What the exercise asks: Set down the data below without change, skipping the pictures it holds.

§ §

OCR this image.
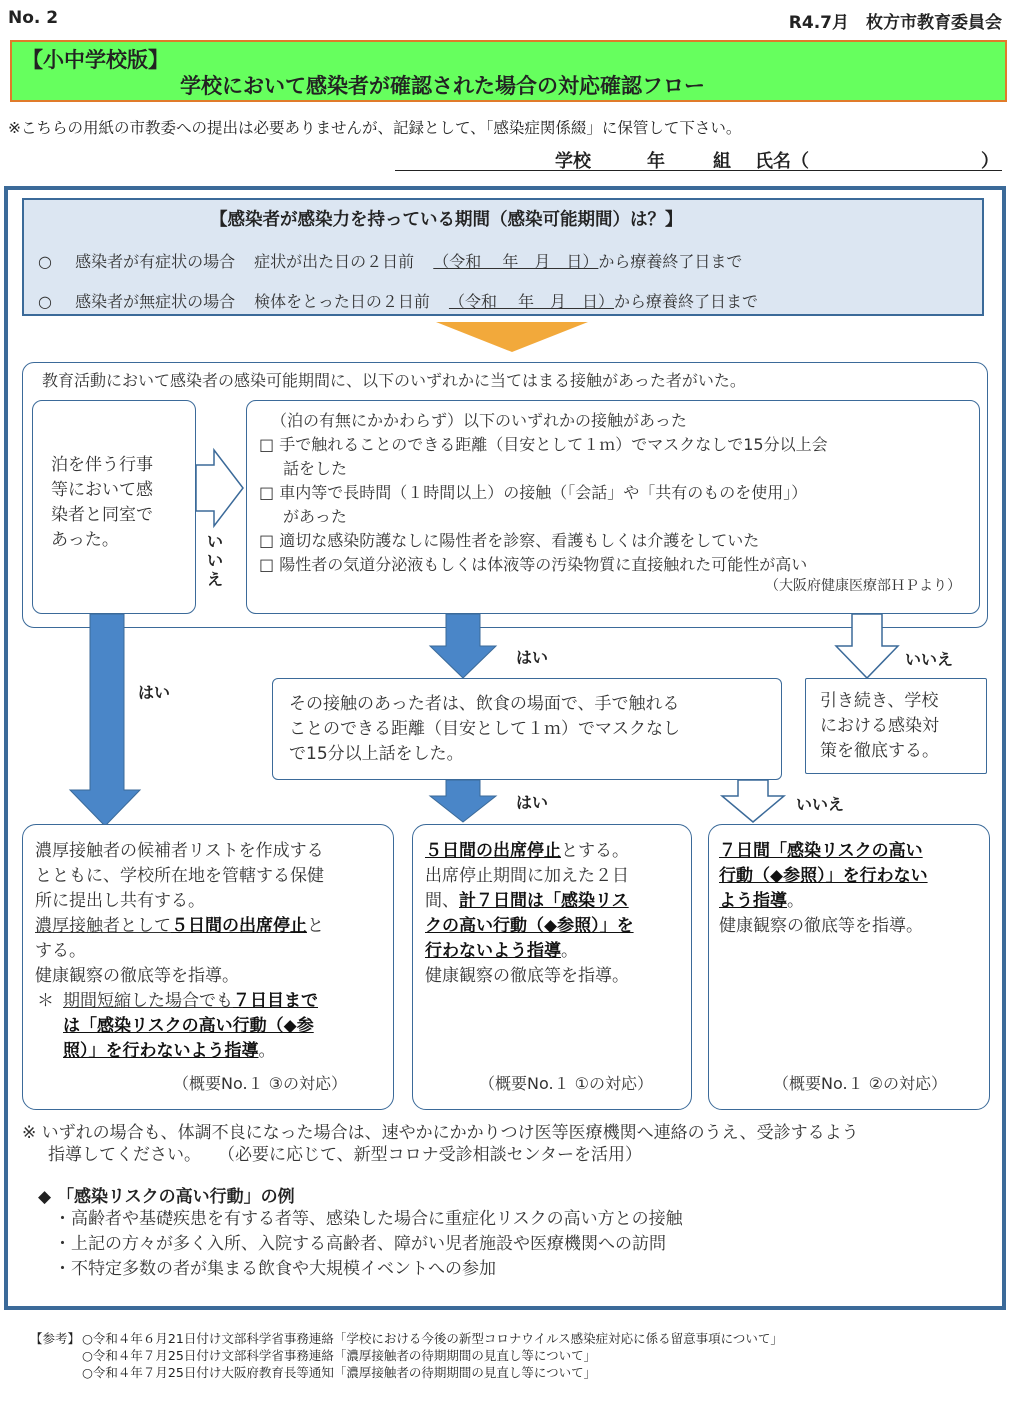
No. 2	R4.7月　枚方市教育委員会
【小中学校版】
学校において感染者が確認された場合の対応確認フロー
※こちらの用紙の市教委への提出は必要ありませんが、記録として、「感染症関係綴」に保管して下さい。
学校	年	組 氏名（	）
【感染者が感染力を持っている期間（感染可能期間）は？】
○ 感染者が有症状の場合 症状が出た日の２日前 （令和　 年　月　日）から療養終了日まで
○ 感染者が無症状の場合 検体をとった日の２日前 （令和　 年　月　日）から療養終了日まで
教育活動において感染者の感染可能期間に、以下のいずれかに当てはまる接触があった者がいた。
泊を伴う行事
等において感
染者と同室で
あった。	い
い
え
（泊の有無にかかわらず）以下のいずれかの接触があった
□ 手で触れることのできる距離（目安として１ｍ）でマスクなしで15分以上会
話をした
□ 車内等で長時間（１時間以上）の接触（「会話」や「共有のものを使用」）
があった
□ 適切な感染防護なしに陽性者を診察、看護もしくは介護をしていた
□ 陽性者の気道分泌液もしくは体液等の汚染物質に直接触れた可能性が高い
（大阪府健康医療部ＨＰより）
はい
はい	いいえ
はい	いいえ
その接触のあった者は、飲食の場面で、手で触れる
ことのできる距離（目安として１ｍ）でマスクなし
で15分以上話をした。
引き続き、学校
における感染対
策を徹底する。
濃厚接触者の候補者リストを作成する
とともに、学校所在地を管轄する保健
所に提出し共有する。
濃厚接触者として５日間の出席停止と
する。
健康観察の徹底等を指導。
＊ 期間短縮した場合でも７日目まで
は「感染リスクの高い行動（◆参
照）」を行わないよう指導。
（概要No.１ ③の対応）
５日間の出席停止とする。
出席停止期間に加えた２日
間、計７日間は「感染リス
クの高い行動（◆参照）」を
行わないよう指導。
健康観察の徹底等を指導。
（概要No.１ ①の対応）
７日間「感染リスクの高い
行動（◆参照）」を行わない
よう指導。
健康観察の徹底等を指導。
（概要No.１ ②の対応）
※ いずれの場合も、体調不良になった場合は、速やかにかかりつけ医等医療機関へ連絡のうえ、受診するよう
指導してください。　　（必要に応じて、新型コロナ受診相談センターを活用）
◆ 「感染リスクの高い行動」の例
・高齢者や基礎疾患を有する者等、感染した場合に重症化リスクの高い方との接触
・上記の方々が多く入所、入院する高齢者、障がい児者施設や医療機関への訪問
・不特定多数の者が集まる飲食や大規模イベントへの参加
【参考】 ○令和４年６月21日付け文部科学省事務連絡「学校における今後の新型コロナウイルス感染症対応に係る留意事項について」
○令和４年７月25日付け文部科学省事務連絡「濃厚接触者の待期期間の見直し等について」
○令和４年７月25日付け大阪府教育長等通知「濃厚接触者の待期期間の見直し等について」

§ §

Answer to this problem:
OCR this image.
No. 2	R4.7月　枚方市教育委員会
【小中学校版】
学校において感染者が確認された場合の対応確認フロー
※こちらの用紙の市教委への提出は必要ありませんが、記録として、「感染症関係綴」に保管して下さい。
学校	年	組 氏名（	）
【感染者が感染力を持っている期間（感染可能期間）は？】
○ 感染者が有症状の場合 症状が出た日の２日前 （令和　 年　月　日）から療養終了日まで
○ 感染者が無症状の場合 検体をとった日の２日前 （令和　 年　月　日）から療養終了日まで
教育活動において感染者の感染可能期間に、以下のいずれかに当てはまる接触があった者がいた。
泊を伴う行事
等において感
染者と同室で
あった。	い
い
え
（泊の有無にかかわらず）以下のいずれかの接触があった
□ 手で触れることのできる距離（目安として１ｍ）でマスクなしで15分以上会
話をした
□ 車内等で長時間（１時間以上）の接触（「会話」や「共有のものを使用」）
があった
□ 適切な感染防護なしに陽性者を診察、看護もしくは介護をしていた
□ 陽性者の気道分泌液もしくは体液等の汚染物質に直接触れた可能性が高い
（大阪府健康医療部ＨＰより）
はい
はい	いいえ
はい	いいえ
その接触のあった者は、飲食の場面で、手で触れる
ことのできる距離（目安として１ｍ）でマスクなし
で15分以上話をした。
引き続き、学校
における感染対
策を徹底する。
濃厚接触者の候補者リストを作成する
とともに、学校所在地を管轄する保健
所に提出し共有する。
濃厚接触者として５日間の出席停止と
する。
健康観察の徹底等を指導。
＊ 期間短縮した場合でも７日目まで
は「感染リスクの高い行動（◆参
照）」を行わないよう指導。
（概要No.１ ③の対応）
５日間の出席停止とする。
出席停止期間に加えた２日
間、計７日間は「感染リス
クの高い行動（◆参照）」を
行わないよう指導。
健康観察の徹底等を指導。
（概要No.１ ①の対応）
７日間「感染リスクの高い
行動（◆参照）」を行わない
よう指導。
健康観察の徹底等を指導。
（概要No.１ ②の対応）
※ いずれの場合も、体調不良になった場合は、速やかにかかりつけ医等医療機関へ連絡のうえ、受診するよう
指導してください。　　（必要に応じて、新型コロナ受診相談センターを活用）
◆ 「感染リスクの高い行動」の例
・高齢者や基礎疾患を有する者等、感染した場合に重症化リスクの高い方との接触
・上記の方々が多く入所、入院する高齢者、障がい児者施設や医療機関への訪問
・不特定多数の者が集まる飲食や大規模イベントへの参加
【参考】 ○令和４年６月21日付け文部科学省事務連絡「学校における今後の新型コロナウイルス感染症対応に係る留意事項について」
○令和４年７月25日付け文部科学省事務連絡「濃厚接触者の待期期間の見直し等について」
○令和４年７月25日付け大阪府教育長等通知「濃厚接触者の待期期間の見直し等について」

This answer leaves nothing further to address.